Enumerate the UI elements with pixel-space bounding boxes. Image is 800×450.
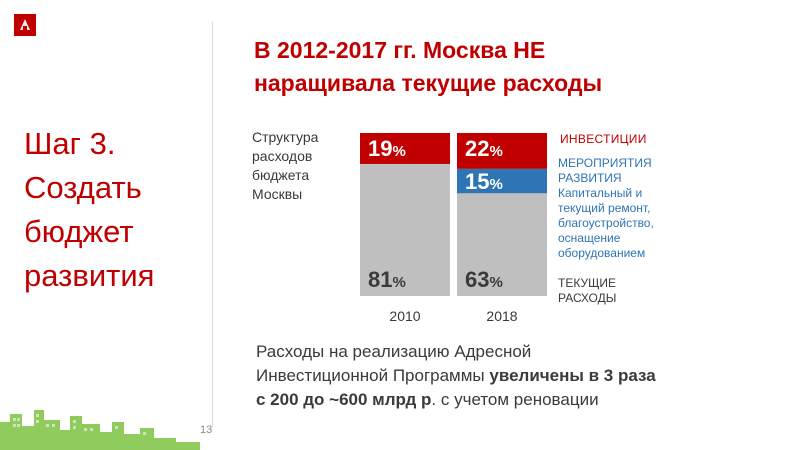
bar-segment (360, 163, 450, 296)
legend-development-desc-line: благоустройство, (558, 216, 654, 230)
legend-development-desc-line: оборудованием (558, 246, 646, 260)
summary-line-2: Инвестиционной Программы увеличены в 3 р… (256, 364, 776, 388)
step-title-line: бюджет (24, 214, 134, 249)
bar-segment (457, 193, 547, 296)
bar-segment (457, 133, 547, 169)
summary-text: Расходы на реализацию Адресной Инвестици… (256, 340, 776, 412)
moscow-logo-icon (14, 14, 36, 36)
step-title-line: Шаг 3. (24, 126, 116, 161)
summary-text-bold: с 200 до ~600 млрд р (256, 390, 432, 409)
structure-label-line: Москвы (252, 186, 303, 202)
legend-development-desc-line: текущий ремонт, (558, 201, 651, 215)
headline-line: В 2012-2017 гг. Москва НЕ (254, 37, 546, 63)
x-tick-label: 2010 (389, 308, 420, 324)
data-label: 81% (368, 267, 406, 292)
data-label: 15% (465, 169, 503, 194)
data-label: 63% (465, 267, 503, 292)
legend-current: ТЕКУЩИЕ РАСХОДЫ (558, 276, 668, 306)
legend-development-line: МЕРОПРИЯТИЯ (558, 156, 652, 170)
legend-development-title: МЕРОПРИЯТИЯ РАЗВИТИЯ (558, 156, 718, 186)
summary-line-3: с 200 до ~600 млрд р. с учетом реновации (256, 388, 776, 412)
city-skyline-icon (0, 410, 200, 450)
data-label: 19% (368, 136, 406, 161)
vertical-divider (212, 22, 213, 427)
summary-line-1: Расходы на реализацию Адресной (256, 342, 532, 361)
data-label: 22% (465, 136, 503, 161)
legend-development-desc-line: оснащение (558, 231, 621, 245)
headline-line: наращивала текущие расходы (254, 70, 603, 96)
bar-segment (360, 133, 450, 164)
summary-text-plain: . с учетом реновации (431, 390, 599, 409)
legend-current-line: РАСХОДЫ (558, 291, 617, 305)
x-tick-label: 2018 (486, 308, 517, 324)
step-title-line: развития (24, 258, 155, 293)
legend-development-line: РАЗВИТИЯ (558, 171, 622, 185)
structure-label-line: бюджета (252, 167, 310, 183)
slide-headline: В 2012-2017 гг. Москва НЕ наращивала тек… (254, 34, 774, 100)
step-title: Шаг 3. Создать бюджет развития (24, 122, 204, 298)
summary-text-plain: Инвестиционной Программы (256, 366, 490, 385)
legend-current-line: ТЕКУЩИЕ (558, 276, 616, 290)
page-number: 13 (200, 424, 213, 436)
legend-investments: ИНВЕСТИЦИИ (560, 132, 647, 146)
structure-label: Структура расходов бюджета Москвы (252, 128, 352, 204)
summary-text-bold: увеличены в 3 раза (489, 366, 656, 385)
step-title-line: Создать (24, 170, 142, 205)
bar-segment (457, 168, 547, 194)
legend-development-desc: Капитальный и текущий ремонт, благоустро… (558, 186, 718, 261)
structure-label-line: Структура (252, 129, 319, 145)
structure-label-line: расходов (252, 148, 313, 164)
legend-development-desc-line: Капитальный и (558, 186, 643, 200)
budget-structure-chart: 81% 19% 2010 63% 15% 22% 2018 (360, 133, 547, 324)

Problem
Starting at the line containing "bar-segment (360, 163, 450, 296)" and ending at the line containing "bar-segment (360, 133, 450, 164)", reproduce those records with "data-label" swapped for "value-label" and everything else left unchanged.

Answer to this task
bar-segment (360, 163, 450, 296)
legend-development-desc-line: благоустройство, (558, 216, 654, 230)
legend-development-desc-line: оборудованием (558, 246, 646, 260)
summary-line-2: Инвестиционной Программы увеличены в 3 р… (256, 364, 776, 388)
step-title-line: бюджет (24, 214, 134, 249)
bar-segment (457, 193, 547, 296)
bar-segment (457, 133, 547, 169)
summary-text: Расходы на реализацию Адресной Инвестици… (256, 340, 776, 412)
moscow-logo-icon (14, 14, 36, 36)
step-title-line: Шаг 3. (24, 126, 116, 161)
summary-text-bold: с 200 до ~600 млрд р (256, 390, 432, 409)
structure-label-line: Москвы (252, 186, 303, 202)
legend-development-desc-line: текущий ремонт, (558, 201, 651, 215)
headline-line: В 2012-2017 гг. Москва НЕ (254, 37, 546, 63)
x-tick-label: 2010 (389, 308, 420, 324)
value-label: 81% (368, 267, 406, 292)
value-label: 15% (465, 169, 503, 194)
value-label: 63% (465, 267, 503, 292)
legend-current: ТЕКУЩИЕ РАСХОДЫ (558, 276, 668, 306)
legend-development-line: МЕРОПРИЯТИЯ (558, 156, 652, 170)
legend-development-title: МЕРОПРИЯТИЯ РАЗВИТИЯ (558, 156, 718, 186)
summary-line-3: с 200 до ~600 млрд р. с учетом реновации (256, 388, 776, 412)
city-skyline-icon (0, 410, 200, 450)
value-label: 19% (368, 136, 406, 161)
vertical-divider (212, 22, 213, 427)
summary-line-1: Расходы на реализацию Адресной (256, 342, 532, 361)
value-label: 22% (465, 136, 503, 161)
legend-development-desc-line: оснащение (558, 231, 621, 245)
headline-line: наращивала текущие расходы (254, 70, 603, 96)
bar-segment (360, 133, 450, 164)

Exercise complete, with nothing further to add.